Dataset records

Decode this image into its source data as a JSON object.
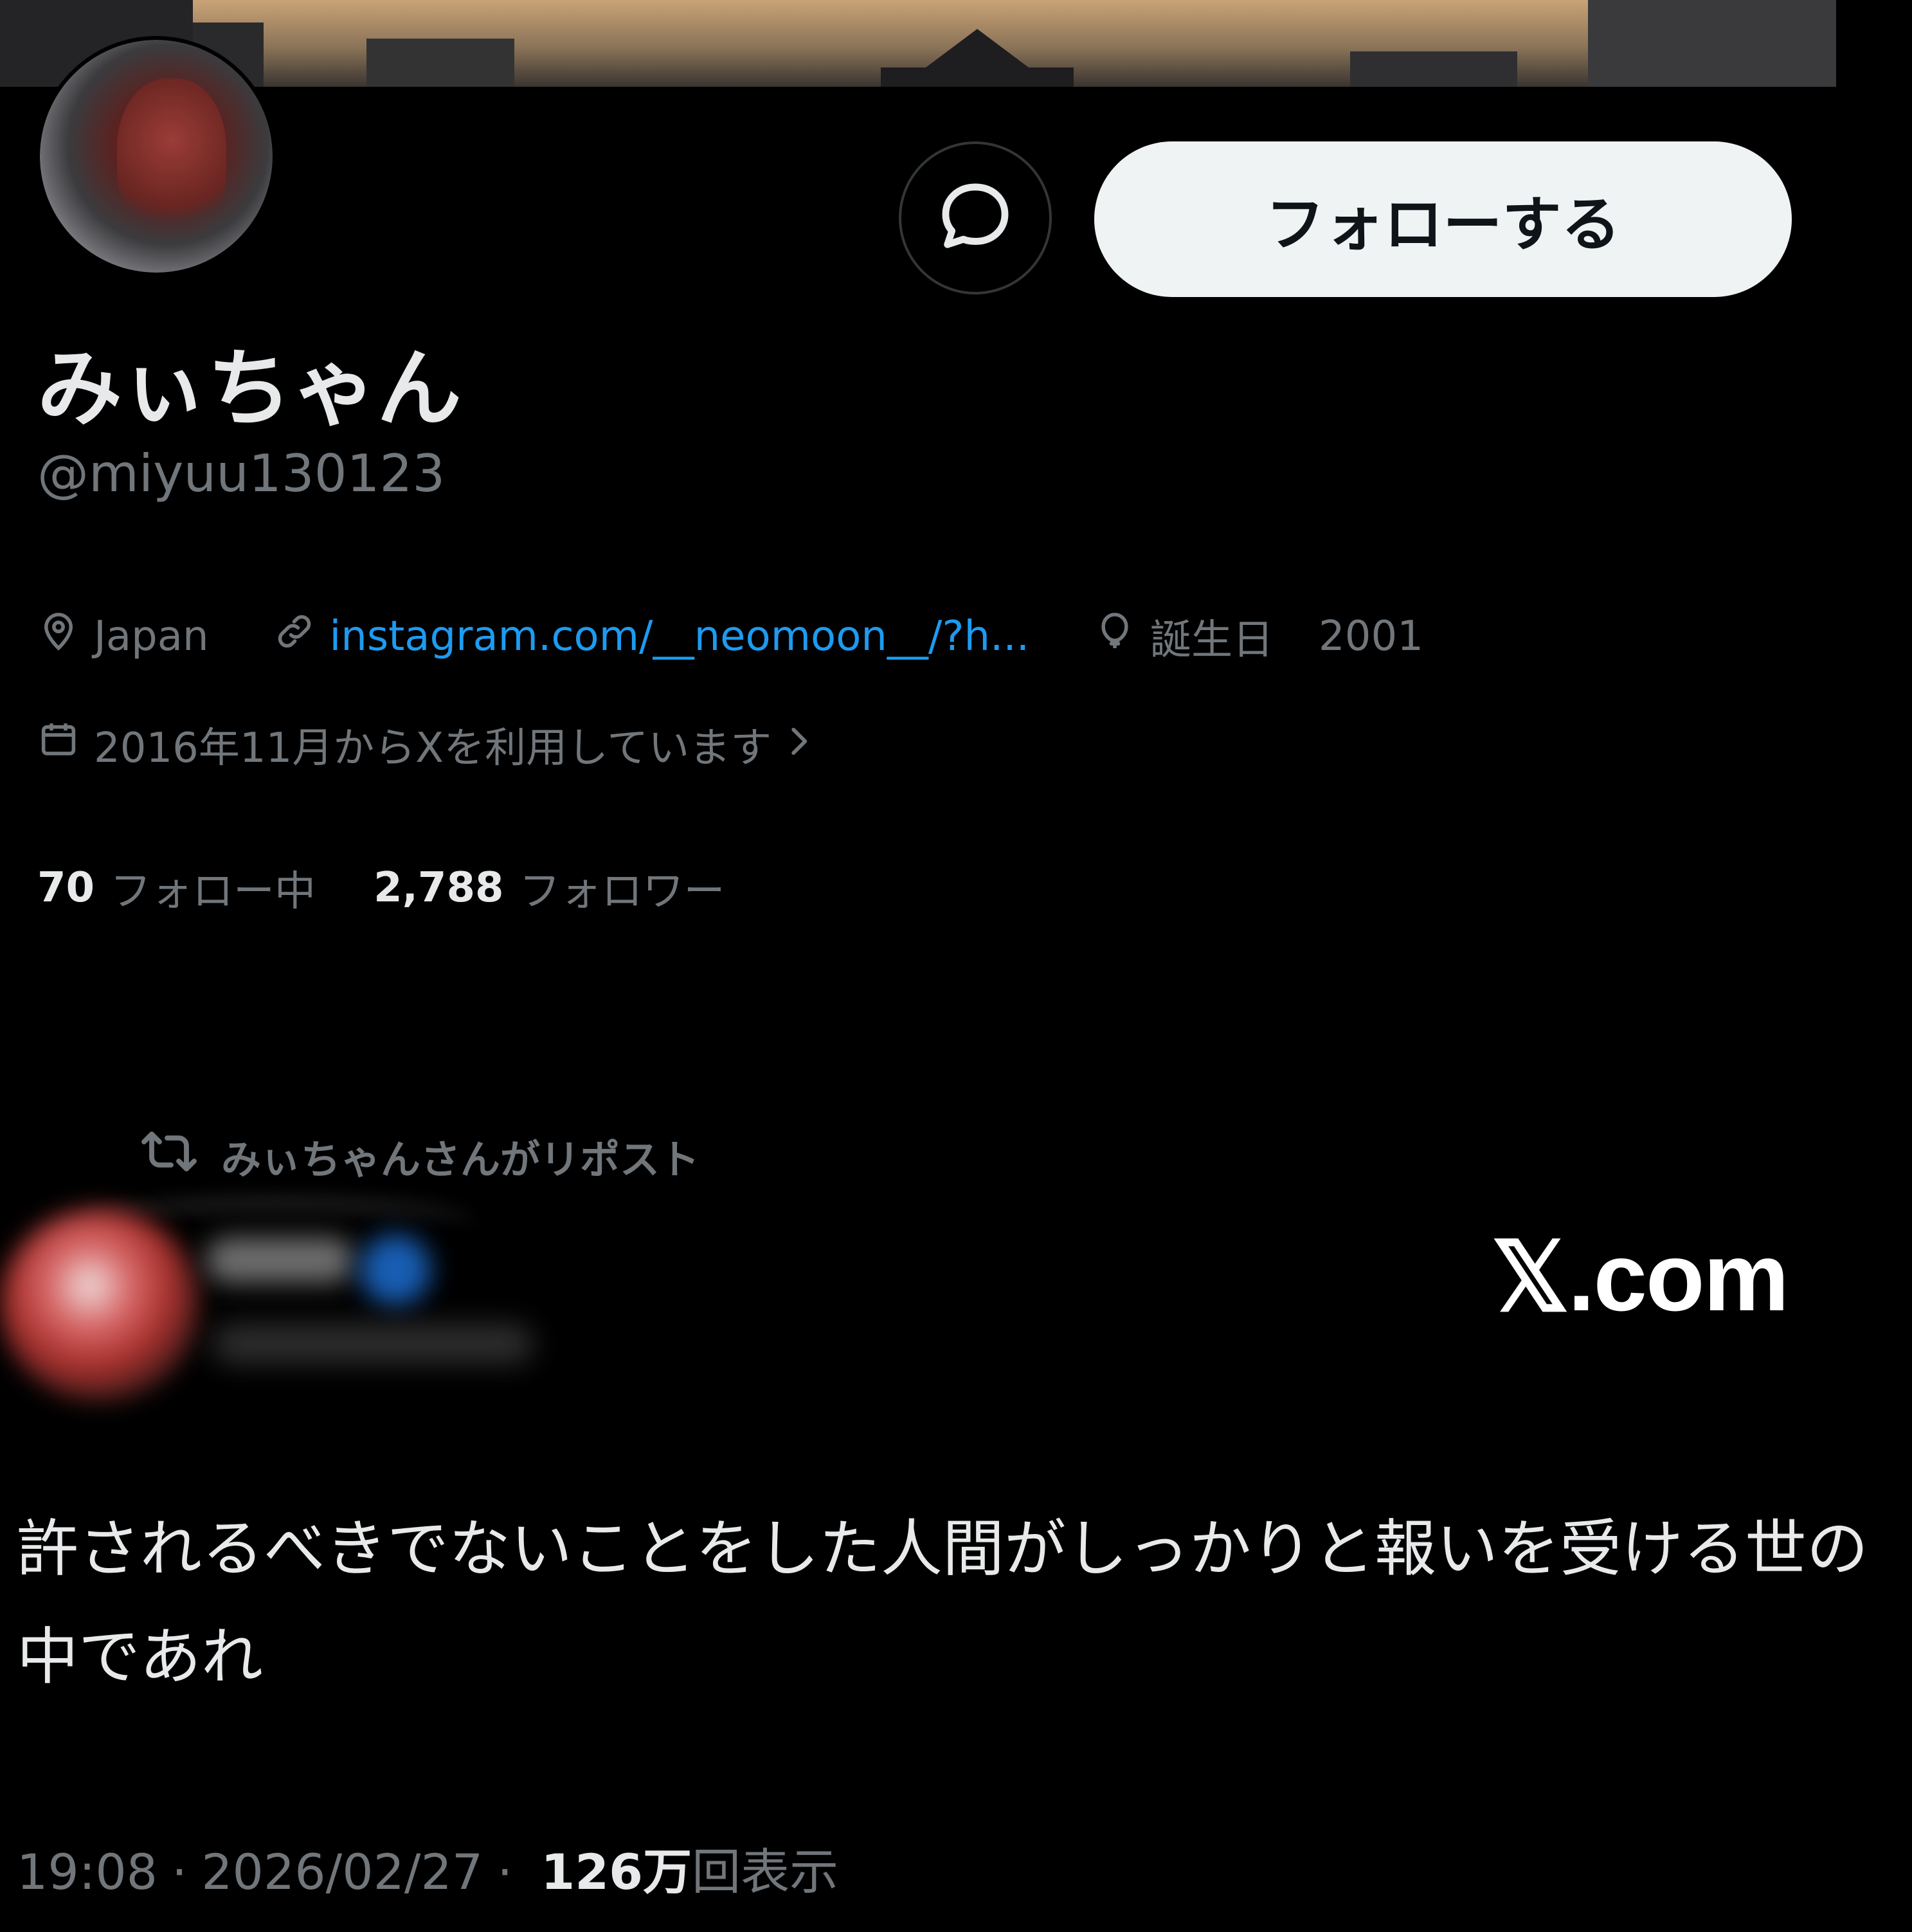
{
  "profile": {
    "display_name": "みぃちゃん",
    "handle": "@miyuu130123",
    "location": "Japan",
    "link": "instagram.com/__neomoon__/?h...",
    "birthday_label": "誕生日",
    "birthday_value": "2001",
    "joined": "2016年11月からXを利用しています"
  },
  "actions": {
    "follow_label": "フォローする"
  },
  "stats": {
    "following_count": "70",
    "following_label": "フォロー中",
    "followers_count": "2,788",
    "followers_label": "フォロワー"
  },
  "post": {
    "repost_label": "みぃちゃんさんがリポスト",
    "text": "許されるべきでないことをした人間がしっかりと報いを受ける世の中であれ",
    "time": "19:08",
    "date": "2026/02/27",
    "separator": "·",
    "views_count": "126万",
    "views_label": "回表示"
  },
  "watermark": "𝕏.com",
  "colors": {
    "background": "#000000",
    "primary_text": "#e7e9ea",
    "secondary_text": "#71767b",
    "link": "#1d9bf0",
    "follow_button_bg": "#eff3f4"
  },
  "icons": [
    "message-icon",
    "location-icon",
    "link-icon",
    "balloon-icon",
    "calendar-icon",
    "chevron-right-icon",
    "repost-icon"
  ]
}
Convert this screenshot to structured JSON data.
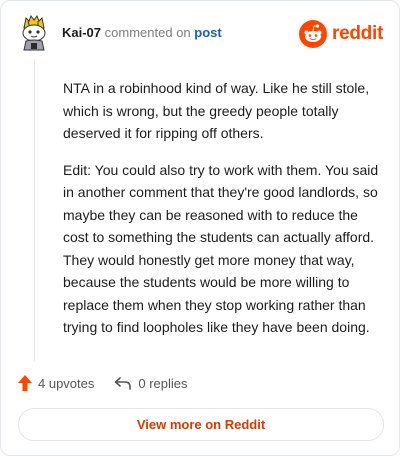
{
  "comment": {
    "author": "Kai-07",
    "action_text": "commented on",
    "post_link": "post",
    "paragraphs": [
      "NTA in a robinhood kind of way. Like he still stole, which is wrong, but the greedy people totally deserved it for ripping off others.",
      "Edit: You could also try to work with them. You said in another comment that they're good landlords, so maybe they can be reasoned with to reduce the cost to something the students can actually afford. They would honestly get more money that way, because the students would be more willing to replace them when they stop working rather than trying to find loopholes like they have been doing."
    ]
  },
  "brand": {
    "name": "reddit",
    "icon": "reddit-logo-icon",
    "color": "#ff4500"
  },
  "stats": {
    "upvotes": "4 upvotes",
    "replies": "0 replies",
    "upvote_icon": "upvote-arrow-icon",
    "reply_icon": "reply-arrow-icon"
  },
  "actions": {
    "view_more": "View more on Reddit"
  },
  "colors": {
    "accent": "#ff4500",
    "link": "#1a5fb4",
    "button_text": "#d93a00"
  }
}
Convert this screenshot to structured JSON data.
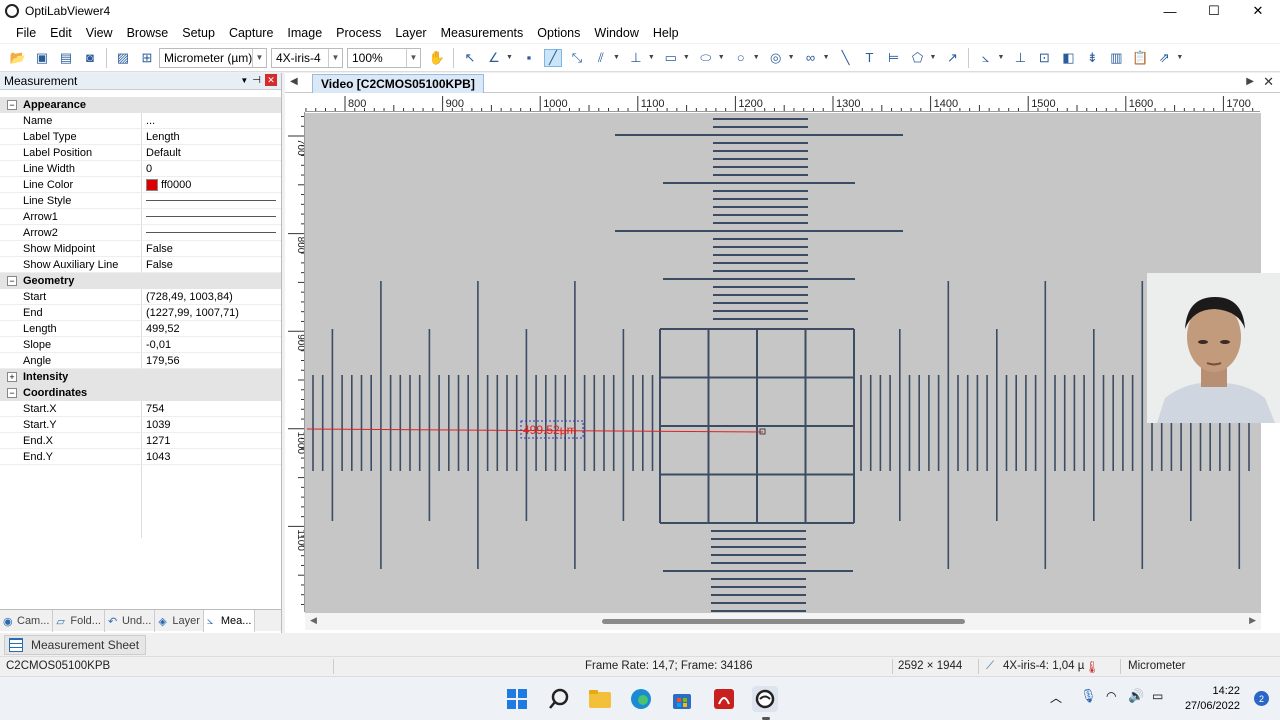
{
  "window": {
    "title": "OptiLabViewer4",
    "min": "—",
    "max": "☐",
    "close": "✕"
  },
  "menu": [
    "File",
    "Edit",
    "View",
    "Browse",
    "Setup",
    "Capture",
    "Image",
    "Process",
    "Layer",
    "Measurements",
    "Options",
    "Window",
    "Help"
  ],
  "toolbar": {
    "unit": "Micrometer (µm)",
    "objective": "4X-iris-4",
    "zoom": "100%"
  },
  "panel": {
    "title": "Measurement",
    "categories": [
      {
        "name": "Appearance",
        "rows": [
          {
            "name": "Name",
            "value": "..."
          },
          {
            "name": "Label Type",
            "value": "Length"
          },
          {
            "name": "Label Position",
            "value": "Default"
          },
          {
            "name": "Line Width",
            "value": "0"
          },
          {
            "name": "Line Color",
            "value": "ff0000",
            "color": "#dd0000"
          },
          {
            "name": "Line Style",
            "value": ""
          },
          {
            "name": "Arrow1",
            "value": ""
          },
          {
            "name": "Arrow2",
            "value": ""
          },
          {
            "name": "Show Midpoint",
            "value": "False"
          },
          {
            "name": "Show Auxiliary Line",
            "value": "False"
          }
        ]
      },
      {
        "name": "Geometry",
        "rows": [
          {
            "name": "Start",
            "value": "(728,49, 1003,84)"
          },
          {
            "name": "End",
            "value": "(1227,99, 1007,71)"
          },
          {
            "name": "Length",
            "value": "499,52"
          },
          {
            "name": "Slope",
            "value": "-0,01"
          },
          {
            "name": "Angle",
            "value": "179,56"
          }
        ]
      },
      {
        "name": "Intensity",
        "rows": []
      },
      {
        "name": "Coordinates",
        "rows": [
          {
            "name": "Start.X",
            "value": "754"
          },
          {
            "name": "Start.Y",
            "value": "1039"
          },
          {
            "name": "End.X",
            "value": "1271"
          },
          {
            "name": "End.Y",
            "value": "1043"
          }
        ]
      }
    ],
    "tabs": [
      "Cam...",
      "Fold...",
      "Und...",
      "Layer",
      "Mea..."
    ]
  },
  "document": {
    "tab": "Video [C2CMOS05100KPB]",
    "hruler_labels": [
      "800",
      "900",
      "1000",
      "1100",
      "1200",
      "1300",
      "1400",
      "1500",
      "1600",
      "1700"
    ],
    "vruler_labels": [
      "700",
      "800",
      "900",
      "1000",
      "1100"
    ],
    "measurement_label": "499.52µm"
  },
  "sheet_tab": "Measurement Sheet",
  "status": {
    "camera": "C2CMOS05100KPB",
    "frame": "Frame Rate: 14,7; Frame: 34186",
    "resolution": "2592 × 1944",
    "calibration": "4X-iris-4: 1,04 µ",
    "unit": "Micrometer"
  },
  "clock": {
    "time": "14:22",
    "date": "27/06/2022"
  },
  "notifications": "2"
}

__What the exercise asks__.
Retype each record exactly as it stands, but do not include the pictures.

__Answer for the task__.
Decode this image into its source data as a JSON object.
{
  "profile": {
    "display_name": "みぃちゃん",
    "handle": "@miyuu130123",
    "location": "Japan",
    "link": "instagram.com/__neomoon__/?h...",
    "birthday_label": "誕生日",
    "birthday_value": "2001",
    "joined": "2016年11月からXを利用しています"
  },
  "actions": {
    "follow_label": "フォローする"
  },
  "stats": {
    "following_count": "70",
    "following_label": "フォロー中",
    "followers_count": "2,788",
    "followers_label": "フォロワー"
  },
  "post": {
    "repost_label": "みぃちゃんさんがリポスト",
    "text": "許されるべきでないことをした人間がしっかりと報いを受ける世の中であれ",
    "time": "19:08",
    "date": "2026/02/27",
    "separator": "·",
    "views_count": "126万",
    "views_label": "回表示"
  },
  "watermark": "𝕏.com",
  "colors": {
    "background": "#000000",
    "primary_text": "#e7e9ea",
    "secondary_text": "#71767b",
    "link": "#1d9bf0",
    "follow_button_bg": "#eff3f4"
  },
  "icons": [
    "message-icon",
    "location-icon",
    "link-icon",
    "balloon-icon",
    "calendar-icon",
    "chevron-right-icon",
    "repost-icon"
  ]
}
Convert this screenshot to structured JSON data.
{
  "comment": {
    "author": "Kai-07",
    "action_text": "commented on",
    "post_link": "post",
    "paragraphs": [
      "NTA in a robinhood kind of way. Like he still stole, which is wrong, but the greedy people totally deserved it for ripping off others.",
      "Edit: You could also try to work with them. You said in another comment that they're good landlords, so maybe they can be reasoned with to reduce the cost to something the students can actually afford. They would honestly get more money that way, because the students would be more willing to replace them when they stop working rather than trying to find loopholes like they have been doing."
    ]
  },
  "brand": {
    "name": "reddit",
    "icon": "reddit-logo-icon",
    "color": "#ff4500"
  },
  "stats": {
    "upvotes": "4 upvotes",
    "replies": "0 replies",
    "upvote_icon": "upvote-arrow-icon",
    "reply_icon": "reply-arrow-icon"
  },
  "actions": {
    "view_more": "View more on Reddit"
  },
  "colors": {
    "accent": "#ff4500",
    "link": "#1a5fb4",
    "button_text": "#d93a00"
  }
}
Convert this screenshot to structured JSON data.
{
  "window": {
    "title": "OptiLabViewer4",
    "min": "—",
    "max": "☐",
    "close": "✕"
  },
  "menu": [
    "File",
    "Edit",
    "View",
    "Browse",
    "Setup",
    "Capture",
    "Image",
    "Process",
    "Layer",
    "Measurements",
    "Options",
    "Window",
    "Help"
  ],
  "toolbar": {
    "unit": "Micrometer (µm)",
    "objective": "4X-iris-4",
    "zoom": "100%"
  },
  "panel": {
    "title": "Measurement",
    "categories": [
      {
        "name": "Appearance",
        "rows": [
          {
            "name": "Name",
            "value": "..."
          },
          {
            "name": "Label Type",
            "value": "Length"
          },
          {
            "name": "Label Position",
            "value": "Default"
          },
          {
            "name": "Line Width",
            "value": "0"
          },
          {
            "name": "Line Color",
            "value": "ff0000",
            "color": "#dd0000"
          },
          {
            "name": "Line Style",
            "value": ""
          },
          {
            "name": "Arrow1",
            "value": ""
          },
          {
            "name": "Arrow2",
            "value": ""
          },
          {
            "name": "Show Midpoint",
            "value": "False"
          },
          {
            "name": "Show Auxiliary Line",
            "value": "False"
          }
        ]
      },
      {
        "name": "Geometry",
        "rows": [
          {
            "name": "Start",
            "value": "(728,49, 1003,84)"
          },
          {
            "name": "End",
            "value": "(1227,99, 1007,71)"
          },
          {
            "name": "Length",
            "value": "499,52"
          },
          {
            "name": "Slope",
            "value": "-0,01"
          },
          {
            "name": "Angle",
            "value": "179,56"
          }
        ]
      },
      {
        "name": "Intensity",
        "rows": []
      },
      {
        "name": "Coordinates",
        "rows": [
          {
            "name": "Start.X",
            "value": "754"
          },
          {
            "name": "Start.Y",
            "value": "1039"
          },
          {
            "name": "End.X",
            "value": "1271"
          },
          {
            "name": "End.Y",
            "value": "1043"
          }
        ]
      }
    ],
    "tabs": [
      "Cam...",
      "Fold...",
      "Und...",
      "Layer",
      "Mea..."
    ]
  },
  "document": {
    "tab": "Video [C2CMOS05100KPB]",
    "hruler_labels": [
      "800",
      "900",
      "1000",
      "1100",
      "1200",
      "1300",
      "1400",
      "1500",
      "1600",
      "1700"
    ],
    "vruler_labels": [
      "700",
      "800",
      "900",
      "1000",
      "1100"
    ],
    "measurement_label": "499.52µm"
  },
  "sheet_tab": "Measurement Sheet",
  "status": {
    "camera": "C2CMOS05100KPB",
    "frame": "Frame Rate: 14,7; Frame: 34186",
    "resolution": "2592 × 1944",
    "calibration": "4X-iris-4: 1,04 µ",
    "unit": "Micrometer"
  },
  "clock": {
    "time": "14:22",
    "date": "27/06/2022"
  },
  "notifications": "2"
}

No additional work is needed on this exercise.